- _RECORDS SHOWN_:
<<<<

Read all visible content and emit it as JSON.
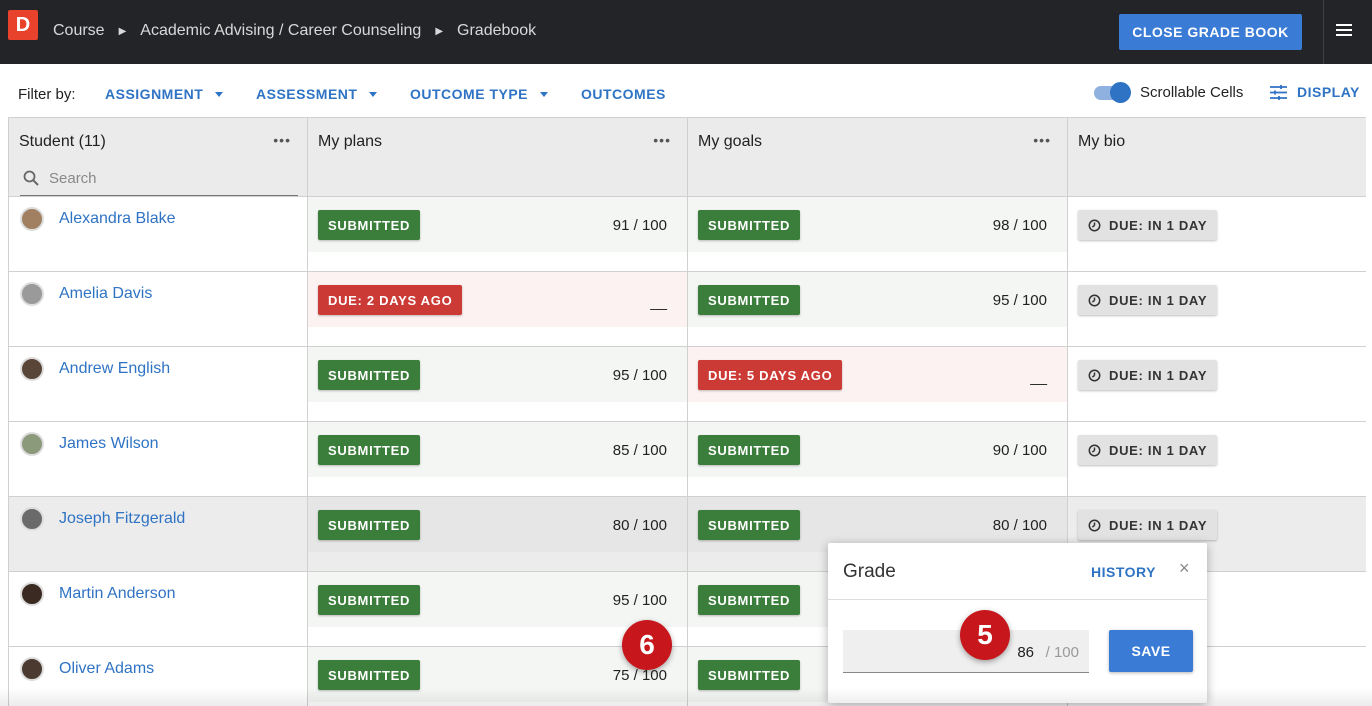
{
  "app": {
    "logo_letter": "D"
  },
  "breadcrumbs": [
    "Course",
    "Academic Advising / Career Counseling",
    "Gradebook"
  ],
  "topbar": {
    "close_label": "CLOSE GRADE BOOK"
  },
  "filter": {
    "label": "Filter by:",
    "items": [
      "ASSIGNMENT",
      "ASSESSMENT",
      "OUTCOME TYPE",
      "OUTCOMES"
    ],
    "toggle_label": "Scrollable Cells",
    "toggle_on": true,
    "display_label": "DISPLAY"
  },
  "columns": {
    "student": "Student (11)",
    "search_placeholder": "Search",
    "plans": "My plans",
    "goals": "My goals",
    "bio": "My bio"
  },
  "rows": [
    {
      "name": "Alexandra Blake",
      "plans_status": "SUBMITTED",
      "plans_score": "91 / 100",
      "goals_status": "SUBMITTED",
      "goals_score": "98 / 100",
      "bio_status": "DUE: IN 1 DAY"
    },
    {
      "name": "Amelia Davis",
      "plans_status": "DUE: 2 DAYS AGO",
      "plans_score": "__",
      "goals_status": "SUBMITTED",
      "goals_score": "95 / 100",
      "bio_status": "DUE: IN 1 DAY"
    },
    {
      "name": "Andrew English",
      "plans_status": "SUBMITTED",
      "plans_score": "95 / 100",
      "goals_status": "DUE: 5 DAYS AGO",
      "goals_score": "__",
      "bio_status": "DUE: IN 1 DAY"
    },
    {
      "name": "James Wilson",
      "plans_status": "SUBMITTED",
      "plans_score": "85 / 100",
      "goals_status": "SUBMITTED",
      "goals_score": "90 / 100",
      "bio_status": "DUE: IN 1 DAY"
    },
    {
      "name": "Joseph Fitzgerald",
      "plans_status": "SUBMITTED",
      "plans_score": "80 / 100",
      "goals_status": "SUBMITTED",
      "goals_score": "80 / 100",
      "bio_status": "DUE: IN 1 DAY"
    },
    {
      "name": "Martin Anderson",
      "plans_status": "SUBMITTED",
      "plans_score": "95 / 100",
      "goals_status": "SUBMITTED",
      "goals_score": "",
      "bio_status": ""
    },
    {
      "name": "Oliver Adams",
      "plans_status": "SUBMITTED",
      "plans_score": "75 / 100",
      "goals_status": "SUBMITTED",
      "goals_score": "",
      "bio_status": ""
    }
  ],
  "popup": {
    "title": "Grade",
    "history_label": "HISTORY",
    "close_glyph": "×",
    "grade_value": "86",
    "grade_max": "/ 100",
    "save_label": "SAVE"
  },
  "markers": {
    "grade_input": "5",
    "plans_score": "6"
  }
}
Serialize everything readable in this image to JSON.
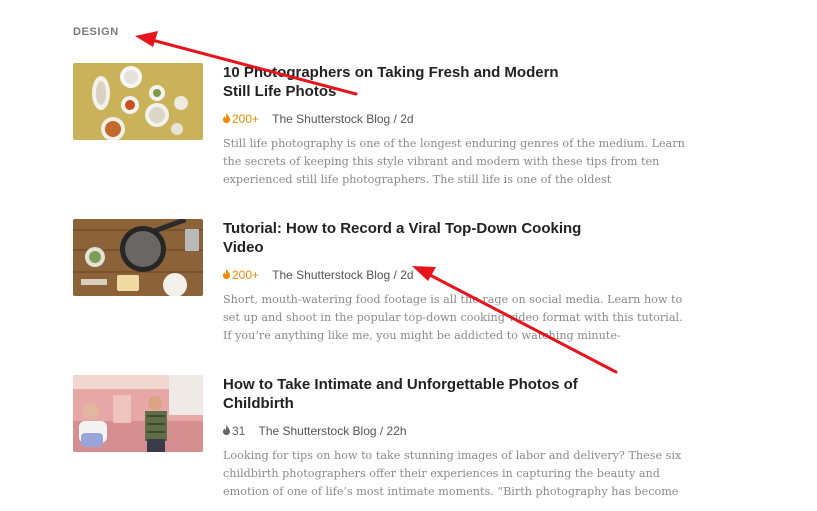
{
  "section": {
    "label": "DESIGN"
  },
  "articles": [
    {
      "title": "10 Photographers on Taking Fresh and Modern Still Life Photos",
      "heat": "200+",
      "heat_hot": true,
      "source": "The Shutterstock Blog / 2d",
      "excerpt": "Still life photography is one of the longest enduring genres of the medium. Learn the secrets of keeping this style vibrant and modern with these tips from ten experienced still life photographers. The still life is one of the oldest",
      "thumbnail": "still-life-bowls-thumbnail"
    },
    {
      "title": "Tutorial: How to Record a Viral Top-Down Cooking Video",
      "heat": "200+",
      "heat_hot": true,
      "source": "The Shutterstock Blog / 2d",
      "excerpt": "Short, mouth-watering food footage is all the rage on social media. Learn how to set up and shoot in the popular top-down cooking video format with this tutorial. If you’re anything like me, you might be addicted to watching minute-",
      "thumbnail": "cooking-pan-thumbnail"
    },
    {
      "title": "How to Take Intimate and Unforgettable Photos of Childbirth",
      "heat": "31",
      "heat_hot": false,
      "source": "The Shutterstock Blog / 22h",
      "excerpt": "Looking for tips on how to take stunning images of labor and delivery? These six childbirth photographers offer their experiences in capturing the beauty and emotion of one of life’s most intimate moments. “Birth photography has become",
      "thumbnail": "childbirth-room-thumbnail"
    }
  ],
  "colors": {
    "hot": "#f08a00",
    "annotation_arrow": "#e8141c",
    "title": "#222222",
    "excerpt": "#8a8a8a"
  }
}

>>>>

- _PROBLEM DESCRIPTION_: Type out all of the records exactly, leaving out any picture.

- _SOLUTION TO THIS PROBLEM_:
Read all visible content and emit it as JSON.
{
  "app": {
    "logo_letter": "D"
  },
  "breadcrumbs": [
    "Course",
    "Academic Advising / Career Counseling",
    "Gradebook"
  ],
  "topbar": {
    "close_label": "CLOSE GRADE BOOK"
  },
  "filter": {
    "label": "Filter by:",
    "items": [
      "ASSIGNMENT",
      "ASSESSMENT",
      "OUTCOME TYPE",
      "OUTCOMES"
    ],
    "toggle_label": "Scrollable Cells",
    "toggle_on": true,
    "display_label": "DISPLAY"
  },
  "columns": {
    "student": "Student (11)",
    "search_placeholder": "Search",
    "plans": "My plans",
    "goals": "My goals",
    "bio": "My bio"
  },
  "rows": [
    {
      "name": "Alexandra Blake",
      "plans_status": "SUBMITTED",
      "plans_score": "91 / 100",
      "goals_status": "SUBMITTED",
      "goals_score": "98 / 100",
      "bio_status": "DUE: IN 1 DAY"
    },
    {
      "name": "Amelia Davis",
      "plans_status": "DUE: 2 DAYS AGO",
      "plans_score": "__",
      "goals_status": "SUBMITTED",
      "goals_score": "95 / 100",
      "bio_status": "DUE: IN 1 DAY"
    },
    {
      "name": "Andrew English",
      "plans_status": "SUBMITTED",
      "plans_score": "95 / 100",
      "goals_status": "DUE: 5 DAYS AGO",
      "goals_score": "__",
      "bio_status": "DUE: IN 1 DAY"
    },
    {
      "name": "James Wilson",
      "plans_status": "SUBMITTED",
      "plans_score": "85 / 100",
      "goals_status": "SUBMITTED",
      "goals_score": "90 / 100",
      "bio_status": "DUE: IN 1 DAY"
    },
    {
      "name": "Joseph Fitzgerald",
      "plans_status": "SUBMITTED",
      "plans_score": "80 / 100",
      "goals_status": "SUBMITTED",
      "goals_score": "80 / 100",
      "bio_status": "DUE: IN 1 DAY"
    },
    {
      "name": "Martin Anderson",
      "plans_status": "SUBMITTED",
      "plans_score": "95 / 100",
      "goals_status": "SUBMITTED",
      "goals_score": "",
      "bio_status": ""
    },
    {
      "name": "Oliver Adams",
      "plans_status": "SUBMITTED",
      "plans_score": "75 / 100",
      "goals_status": "SUBMITTED",
      "goals_score": "",
      "bio_status": ""
    }
  ],
  "popup": {
    "title": "Grade",
    "history_label": "HISTORY",
    "close_glyph": "×",
    "grade_value": "86",
    "grade_max": "/ 100",
    "save_label": "SAVE"
  },
  "markers": {
    "grade_input": "5",
    "plans_score": "6"
  }
}
Serialize everything readable in this image to JSON.
{
  "section": {
    "label": "DESIGN"
  },
  "articles": [
    {
      "title": "10 Photographers on Taking Fresh and Modern Still Life Photos",
      "heat": "200+",
      "heat_hot": true,
      "source": "The Shutterstock Blog / 2d",
      "excerpt": "Still life photography is one of the longest enduring genres of the medium. Learn the secrets of keeping this style vibrant and modern with these tips from ten experienced still life photographers. The still life is one of the oldest",
      "thumbnail": "still-life-bowls-thumbnail"
    },
    {
      "title": "Tutorial: How to Record a Viral Top-Down Cooking Video",
      "heat": "200+",
      "heat_hot": true,
      "source": "The Shutterstock Blog / 2d",
      "excerpt": "Short, mouth-watering food footage is all the rage on social media. Learn how to set up and shoot in the popular top-down cooking video format with this tutorial. If you’re anything like me, you might be addicted to watching minute-",
      "thumbnail": "cooking-pan-thumbnail"
    },
    {
      "title": "How to Take Intimate and Unforgettable Photos of Childbirth",
      "heat": "31",
      "heat_hot": false,
      "source": "The Shutterstock Blog / 22h",
      "excerpt": "Looking for tips on how to take stunning images of labor and delivery? These six childbirth photographers offer their experiences in capturing the beauty and emotion of one of life’s most intimate moments. “Birth photography has become",
      "thumbnail": "childbirth-room-thumbnail"
    }
  ],
  "colors": {
    "hot": "#f08a00",
    "annotation_arrow": "#e8141c",
    "title": "#222222",
    "excerpt": "#8a8a8a"
  }
}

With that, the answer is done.